> What to produce: Reproduce every entry exactly as shown.

> Input rows:
● ● ●

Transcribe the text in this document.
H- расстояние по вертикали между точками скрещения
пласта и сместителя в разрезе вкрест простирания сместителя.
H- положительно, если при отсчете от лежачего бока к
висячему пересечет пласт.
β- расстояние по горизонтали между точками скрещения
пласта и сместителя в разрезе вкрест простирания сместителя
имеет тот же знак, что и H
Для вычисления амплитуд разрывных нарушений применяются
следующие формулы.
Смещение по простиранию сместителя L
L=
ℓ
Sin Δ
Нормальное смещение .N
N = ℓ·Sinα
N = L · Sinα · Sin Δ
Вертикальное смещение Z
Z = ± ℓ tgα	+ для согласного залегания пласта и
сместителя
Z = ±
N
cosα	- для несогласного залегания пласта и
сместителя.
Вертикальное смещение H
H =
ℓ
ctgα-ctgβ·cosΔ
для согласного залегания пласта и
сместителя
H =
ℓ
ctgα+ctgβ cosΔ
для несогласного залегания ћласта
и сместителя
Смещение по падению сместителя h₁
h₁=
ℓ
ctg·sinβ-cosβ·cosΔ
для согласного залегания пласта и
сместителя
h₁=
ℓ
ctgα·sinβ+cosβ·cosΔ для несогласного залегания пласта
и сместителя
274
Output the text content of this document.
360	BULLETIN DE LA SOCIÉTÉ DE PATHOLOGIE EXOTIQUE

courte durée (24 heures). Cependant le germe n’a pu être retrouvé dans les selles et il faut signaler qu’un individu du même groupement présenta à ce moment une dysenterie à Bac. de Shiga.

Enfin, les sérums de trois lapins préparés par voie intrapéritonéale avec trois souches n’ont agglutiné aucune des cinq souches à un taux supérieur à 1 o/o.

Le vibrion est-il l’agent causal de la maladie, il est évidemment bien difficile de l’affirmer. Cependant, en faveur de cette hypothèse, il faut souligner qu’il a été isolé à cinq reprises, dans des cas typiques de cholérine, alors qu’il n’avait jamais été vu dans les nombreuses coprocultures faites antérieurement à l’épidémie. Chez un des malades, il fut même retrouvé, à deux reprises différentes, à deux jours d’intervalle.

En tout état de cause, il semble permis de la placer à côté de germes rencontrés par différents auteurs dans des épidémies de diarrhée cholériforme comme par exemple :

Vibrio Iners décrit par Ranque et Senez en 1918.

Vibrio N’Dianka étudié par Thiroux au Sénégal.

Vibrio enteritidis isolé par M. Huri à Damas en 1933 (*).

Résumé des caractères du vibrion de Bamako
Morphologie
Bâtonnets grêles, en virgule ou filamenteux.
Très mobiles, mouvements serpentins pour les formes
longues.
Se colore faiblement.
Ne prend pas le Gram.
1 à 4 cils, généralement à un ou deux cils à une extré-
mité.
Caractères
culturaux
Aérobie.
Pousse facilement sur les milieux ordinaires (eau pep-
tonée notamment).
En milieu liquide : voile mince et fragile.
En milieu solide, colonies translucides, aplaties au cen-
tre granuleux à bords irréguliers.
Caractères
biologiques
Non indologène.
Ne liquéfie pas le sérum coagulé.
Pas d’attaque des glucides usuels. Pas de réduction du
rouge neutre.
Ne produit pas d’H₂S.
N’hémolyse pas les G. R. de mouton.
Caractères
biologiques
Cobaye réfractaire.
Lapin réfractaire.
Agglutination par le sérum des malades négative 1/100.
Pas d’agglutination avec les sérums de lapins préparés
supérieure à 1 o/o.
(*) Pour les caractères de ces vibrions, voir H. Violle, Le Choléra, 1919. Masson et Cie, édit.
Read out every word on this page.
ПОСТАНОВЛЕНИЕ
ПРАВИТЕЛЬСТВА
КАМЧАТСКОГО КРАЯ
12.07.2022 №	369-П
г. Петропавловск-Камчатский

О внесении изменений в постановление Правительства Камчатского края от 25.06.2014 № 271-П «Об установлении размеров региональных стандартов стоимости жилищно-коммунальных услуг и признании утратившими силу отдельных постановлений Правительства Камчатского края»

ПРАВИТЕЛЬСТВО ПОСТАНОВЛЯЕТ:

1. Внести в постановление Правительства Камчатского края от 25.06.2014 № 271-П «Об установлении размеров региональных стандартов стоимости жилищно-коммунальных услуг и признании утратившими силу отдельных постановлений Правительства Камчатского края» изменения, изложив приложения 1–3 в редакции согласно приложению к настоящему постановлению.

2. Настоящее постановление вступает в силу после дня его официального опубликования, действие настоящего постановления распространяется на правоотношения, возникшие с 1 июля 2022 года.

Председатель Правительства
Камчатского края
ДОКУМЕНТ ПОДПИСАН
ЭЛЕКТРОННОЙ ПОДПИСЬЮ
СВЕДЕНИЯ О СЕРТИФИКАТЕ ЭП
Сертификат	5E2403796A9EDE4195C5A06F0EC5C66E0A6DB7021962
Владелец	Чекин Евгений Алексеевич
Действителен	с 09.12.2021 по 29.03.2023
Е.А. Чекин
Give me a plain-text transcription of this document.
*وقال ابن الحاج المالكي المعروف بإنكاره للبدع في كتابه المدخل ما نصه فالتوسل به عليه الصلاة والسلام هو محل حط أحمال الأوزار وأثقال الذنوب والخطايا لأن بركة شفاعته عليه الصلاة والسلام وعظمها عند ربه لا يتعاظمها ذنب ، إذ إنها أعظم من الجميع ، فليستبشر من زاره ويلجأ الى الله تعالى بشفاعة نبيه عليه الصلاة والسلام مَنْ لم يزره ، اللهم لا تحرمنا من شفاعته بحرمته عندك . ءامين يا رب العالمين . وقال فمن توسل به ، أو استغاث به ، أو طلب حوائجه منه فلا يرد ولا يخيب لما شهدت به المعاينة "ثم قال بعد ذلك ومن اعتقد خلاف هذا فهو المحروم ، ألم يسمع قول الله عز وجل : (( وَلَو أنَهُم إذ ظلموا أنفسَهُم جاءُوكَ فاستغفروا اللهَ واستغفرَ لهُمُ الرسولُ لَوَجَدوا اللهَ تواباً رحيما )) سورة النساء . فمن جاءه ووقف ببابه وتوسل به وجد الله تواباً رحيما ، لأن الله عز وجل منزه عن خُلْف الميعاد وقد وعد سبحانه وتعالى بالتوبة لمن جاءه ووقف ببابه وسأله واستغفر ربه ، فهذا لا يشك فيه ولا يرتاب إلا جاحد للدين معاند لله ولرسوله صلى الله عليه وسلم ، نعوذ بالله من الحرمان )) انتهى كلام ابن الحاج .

● ● ●

> Completed exercise:
Transcribe the text in this document.
H- расстояние по вертикали между точками скрещения
пласта и сместителя в разрезе вкрест простирания сместителя.
H- положительно, если при отсчете от лежачего бока к
висячему пересечет пласт.
β- расстояние по горизонтали между точками скрещения
пласта и сместителя в разрезе вкрест простирания сместителя
имеет тот же знак, что и H
Для вычисления амплитуд разрывных нарушений применяются
следующие формулы.
Смещение по простиранию сместителя L
L=
ℓ
Sin Δ
Нормальное смещение .N
N = ℓ·Sinα
N = L · Sinα · Sin Δ
Вертикальное смещение Z
Z = ± ℓ tgα	+ для согласного залегания пласта и
сместителя
Z = ±
N
cosα	- для несогласного залегания пласта и
сместителя.
Вертикальное смещение H
H =
ℓ
ctgα-ctgβ·cosΔ
для согласного залегания пласта и
сместителя
H =
ℓ
ctgα+ctgβ cosΔ
для несогласного залегания ћласта
и сместителя
Смещение по падению сместителя h₁
h₁=
ℓ
ctg·sinβ-cosβ·cosΔ
для согласного залегания пласта и
сместителя
h₁=
ℓ
ctgα·sinβ+cosβ·cosΔ для несогласного залегания пласта
и сместителя
274
Output the text content of this document.
360	BULLETIN DE LA SOCIÉTÉ DE PATHOLOGIE EXOTIQUE

courte durée (24 heures). Cependant le germe n’a pu être retrouvé dans les selles et il faut signaler qu’un individu du même groupement présenta à ce moment une dysenterie à Bac. de Shiga.

Enfin, les sérums de trois lapins préparés par voie intrapéritonéale avec trois souches n’ont agglutiné aucune des cinq souches à un taux supérieur à 1 o/o.

Le vibrion est-il l’agent causal de la maladie, il est évidemment bien difficile de l’affirmer. Cependant, en faveur de cette hypothèse, il faut souligner qu’il a été isolé à cinq reprises, dans des cas typiques de cholérine, alors qu’il n’avait jamais été vu dans les nombreuses coprocultures faites antérieurement à l’épidémie. Chez un des malades, il fut même retrouvé, à deux reprises différentes, à deux jours d’intervalle.

En tout état de cause, il semble permis de la placer à côté de germes rencontrés par différents auteurs dans des épidémies de diarrhée cholériforme comme par exemple :

Vibrio Iners décrit par Ranque et Senez en 1918.

Vibrio N’Dianka étudié par Thiroux au Sénégal.

Vibrio enteritidis isolé par M. Huri à Damas en 1933 (*).

Résumé des caractères du vibrion de Bamako
Morphologie
Bâtonnets grêles, en virgule ou filamenteux.
Très mobiles, mouvements serpentins pour les formes
longues.
Se colore faiblement.
Ne prend pas le Gram.
1 à 4 cils, généralement à un ou deux cils à une extré-
mité.
Caractères
culturaux
Aérobie.
Pousse facilement sur les milieux ordinaires (eau pep-
tonée notamment).
En milieu liquide : voile mince et fragile.
En milieu solide, colonies translucides, aplaties au cen-
tre granuleux à bords irréguliers.
Caractères
biologiques
Non indologène.
Ne liquéfie pas le sérum coagulé.
Pas d’attaque des glucides usuels. Pas de réduction du
rouge neutre.
Ne produit pas d’H₂S.
N’hémolyse pas les G. R. de mouton.
Caractères
biologiques
Cobaye réfractaire.
Lapin réfractaire.
Agglutination par le sérum des malades négative 1/100.
Pas d’agglutination avec les sérums de lapins préparés
supérieure à 1 o/o.
(*) Pour les caractères de ces vibrions, voir H. Violle, Le Choléra, 1919. Masson et Cie, édit.
Read out every word on this page.
ПОСТАНОВЛЕНИЕ
ПРАВИТЕЛЬСТВА
КАМЧАТСКОГО КРАЯ
12.07.2022 №	369-П
г. Петропавловск-Камчатский

О внесении изменений в постановление Правительства Камчатского края от 25.06.2014 № 271-П «Об установлении размеров региональных стандартов стоимости жилищно-коммунальных услуг и признании утратившими силу отдельных постановлений Правительства Камчатского края»

ПРАВИТЕЛЬСТВО ПОСТАНОВЛЯЕТ:

1. Внести в постановление Правительства Камчатского края от 25.06.2014 № 271-П «Об установлении размеров региональных стандартов стоимости жилищно-коммунальных услуг и признании утратившими силу отдельных постановлений Правительства Камчатского края» изменения, изложив приложения 1–3 в редакции согласно приложению к настоящему постановлению.

2. Настоящее постановление вступает в силу после дня его официального опубликования, действие настоящего постановления распространяется на правоотношения, возникшие с 1 июля 2022 года.

Председатель Правительства
Камчатского края
ДОКУМЕНТ ПОДПИСАН
ЭЛЕКТРОННОЙ ПОДПИСЬЮ
СВЕДЕНИЯ О СЕРТИФИКАТЕ ЭП
Сертификат	5E2403796A9EDE4195C5A06F0EC5C66E0A6DB7021962
Владелец	Чекин Евгений Алексеевич
Действителен	с 09.12.2021 по 29.03.2023
Е.А. Чекин
Give me a plain-text transcription of this document.
*وقال ابن الحاج المالكي المعروف بإنكاره للبدع في كتابه المدخل ما نصه فالتوسل به عليه الصلاة والسلام هو محل حط أحمال الأوزار وأثقال الذنوب والخطايا لأن بركة شفاعته عليه الصلاة والسلام وعظمها عند ربه لا يتعاظمها ذنب ، إذ إنها أعظم من الجميع ، فليستبشر من زاره ويلجأ الى الله تعالى بشفاعة نبيه عليه الصلاة والسلام مَنْ لم يزره ، اللهم لا تحرمنا من شفاعته بحرمته عندك . ءامين يا رب العالمين . وقال فمن توسل به ، أو استغاث به ، أو طلب حوائجه منه فلا يرد ولا يخيب لما شهدت به المعاينة "ثم قال بعد ذلك ومن اعتقد خلاف هذا فهو المحروم ، ألم يسمع قول الله عز وجل : (( وَلَو أنَهُم إذ ظلموا أنفسَهُم جاءُوكَ فاستغفروا اللهَ واستغفرَ لهُمُ الرسولُ لَوَجَدوا اللهَ تواباً رحيما )) سورة النساء . فمن جاءه ووقف ببابه وتوسل به وجد الله تواباً رحيما ، لأن الله عز وجل منزه عن خُلْف الميعاد وقد وعد سبحانه وتعالى بالتوبة لمن جاءه ووقف ببابه وسأله واستغفر ربه ، فهذا لا يشك فيه ولا يرتاب إلا جاحد للدين معاند لله ولرسوله صلى الله عليه وسلم ، نعوذ بالله من الحرمان )) انتهى كلام ابن الحاج .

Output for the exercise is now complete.